= The problem =
Your task is to repeat the entries underneath exactly, minus the pictures.

Dataset items
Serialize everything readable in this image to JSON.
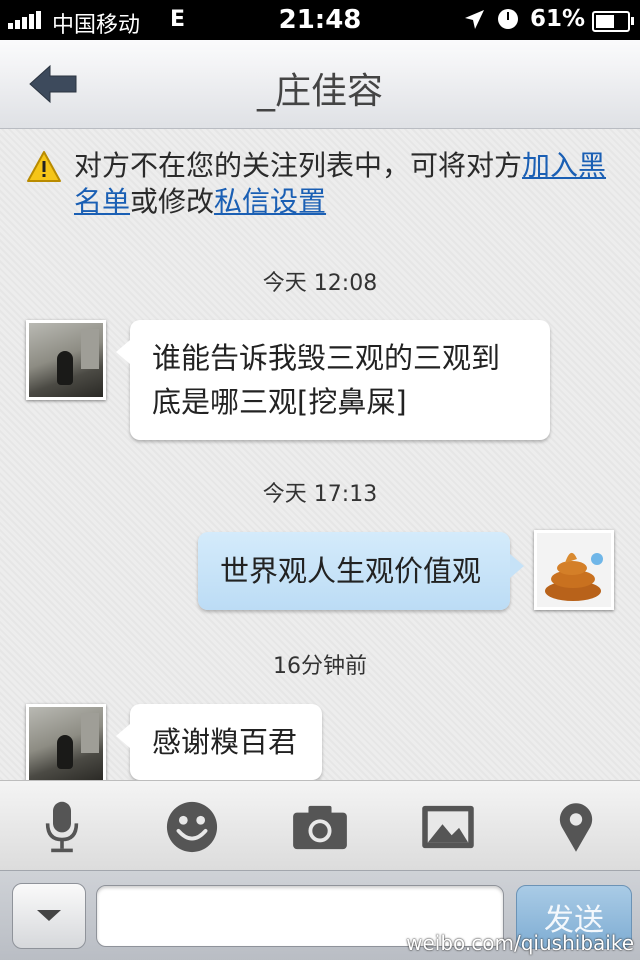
{
  "status_bar": {
    "carrier": "中国移动",
    "network": "E",
    "time": "21:48",
    "battery_percent_text": "61%",
    "battery_level": 0.61
  },
  "nav": {
    "back_icon": "back-arrow-icon",
    "title": "_庄佳容"
  },
  "notice": {
    "icon": "warning-icon",
    "text_before": "对方不在您的关注列表中，可将对方",
    "link_blacklist": "加入黑名单",
    "text_middle": "或修改",
    "link_privacy": "私信设置"
  },
  "messages": [
    {
      "timestamp": "今天 12:08",
      "direction": "incoming",
      "text": "谁能告诉我毁三观的三观到底是哪三观[挖鼻屎]"
    },
    {
      "timestamp": "今天 17:13",
      "direction": "outgoing",
      "text": "世界观人生观价值观"
    },
    {
      "timestamp": "16分钟前",
      "direction": "incoming",
      "text": "感谢糗百君"
    }
  ],
  "toolbar": {
    "icons": [
      "microphone-icon",
      "emoji-icon",
      "camera-icon",
      "image-icon",
      "location-icon"
    ]
  },
  "input_bar": {
    "input_value": "",
    "send_label": "发送"
  },
  "watermark": "weibo.com/qiushibaike",
  "colors": {
    "link": "#1a5fb4",
    "outgoing_bubble": "#c6e2f7",
    "send_button": "#7fadd3"
  }
}
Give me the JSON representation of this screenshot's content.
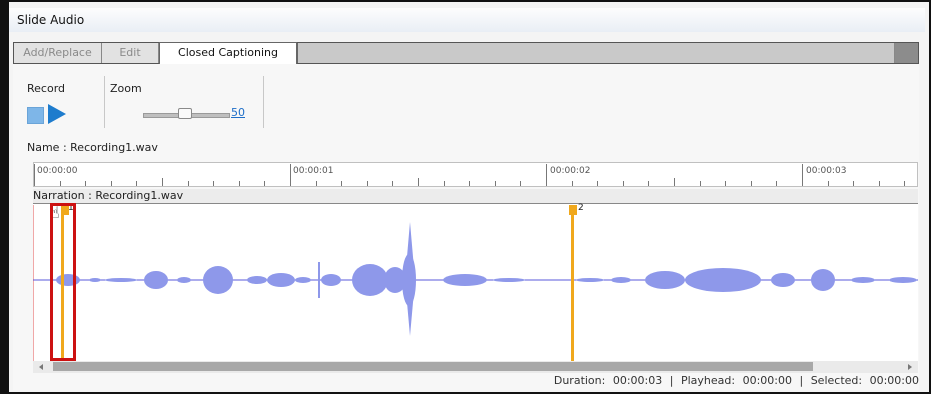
{
  "window": {
    "title": "Slide Audio"
  },
  "tabs": [
    {
      "label": "Add/Replace",
      "active": false
    },
    {
      "label": "Edit",
      "active": false
    },
    {
      "label": "Closed Captioning",
      "active": true
    }
  ],
  "controls": {
    "record_label": "Record",
    "zoom_label": "Zoom",
    "zoom_value": "50",
    "zoom_level": 50
  },
  "file": {
    "name_label": "Name :",
    "name_value": "Recording1.wav"
  },
  "ruler": {
    "marks": [
      "00:00:00",
      "00:00:01",
      "00:00:02",
      "00:00:03"
    ]
  },
  "track": {
    "header": "Narration : Recording1.wav"
  },
  "cues": [
    {
      "number": "1",
      "time_seconds": 0.1
    },
    {
      "number": "2",
      "time_seconds": 2.1
    }
  ],
  "status": {
    "duration_label": "Duration:",
    "duration_value": "00:00:03",
    "playhead_label": "Playhead:",
    "playhead_value": "00:00:00",
    "selected_label": "Selected:",
    "selected_value": "00:00:00"
  },
  "colors": {
    "waveform": "#8e98ea",
    "cue": "#f0a81c",
    "highlight": "#cc1111",
    "accent": "#1e7ccd"
  },
  "icons": {
    "stop": "stop-icon",
    "play": "play-icon",
    "cursor": "hand-cursor-icon"
  }
}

= Answer for the task =
Serialize everything readable in this image to JSON.
{
  "status_bar": {
    "carrier": "中国移动",
    "network": "E",
    "time": "21:48",
    "battery_percent_text": "61%",
    "battery_level": 0.61
  },
  "nav": {
    "back_icon": "back-arrow-icon",
    "title": "_庄佳容"
  },
  "notice": {
    "icon": "warning-icon",
    "text_before": "对方不在您的关注列表中，可将对方",
    "link_blacklist": "加入黑名单",
    "text_middle": "或修改",
    "link_privacy": "私信设置"
  },
  "messages": [
    {
      "timestamp": "今天 12:08",
      "direction": "incoming",
      "text": "谁能告诉我毁三观的三观到底是哪三观[挖鼻屎]"
    },
    {
      "timestamp": "今天 17:13",
      "direction": "outgoing",
      "text": "世界观人生观价值观"
    },
    {
      "timestamp": "16分钟前",
      "direction": "incoming",
      "text": "感谢糗百君"
    }
  ],
  "toolbar": {
    "icons": [
      "microphone-icon",
      "emoji-icon",
      "camera-icon",
      "image-icon",
      "location-icon"
    ]
  },
  "input_bar": {
    "input_value": "",
    "send_label": "发送"
  },
  "watermark": "weibo.com/qiushibaike",
  "colors": {
    "link": "#1a5fb4",
    "outgoing_bubble": "#c6e2f7",
    "send_button": "#7fadd3"
  }
}
Give me the JSON representation of this screenshot's content.
{
  "window": {
    "title": "Slide Audio"
  },
  "tabs": [
    {
      "label": "Add/Replace",
      "active": false
    },
    {
      "label": "Edit",
      "active": false
    },
    {
      "label": "Closed Captioning",
      "active": true
    }
  ],
  "controls": {
    "record_label": "Record",
    "zoom_label": "Zoom",
    "zoom_value": "50",
    "zoom_level": 50
  },
  "file": {
    "name_label": "Name :",
    "name_value": "Recording1.wav"
  },
  "ruler": {
    "marks": [
      "00:00:00",
      "00:00:01",
      "00:00:02",
      "00:00:03"
    ]
  },
  "track": {
    "header": "Narration : Recording1.wav"
  },
  "cues": [
    {
      "number": "1",
      "time_seconds": 0.1
    },
    {
      "number": "2",
      "time_seconds": 2.1
    }
  ],
  "status": {
    "duration_label": "Duration:",
    "duration_value": "00:00:03",
    "playhead_label": "Playhead:",
    "playhead_value": "00:00:00",
    "selected_label": "Selected:",
    "selected_value": "00:00:00"
  },
  "colors": {
    "waveform": "#8e98ea",
    "cue": "#f0a81c",
    "highlight": "#cc1111",
    "accent": "#1e7ccd"
  },
  "icons": {
    "stop": "stop-icon",
    "play": "play-icon",
    "cursor": "hand-cursor-icon"
  }
}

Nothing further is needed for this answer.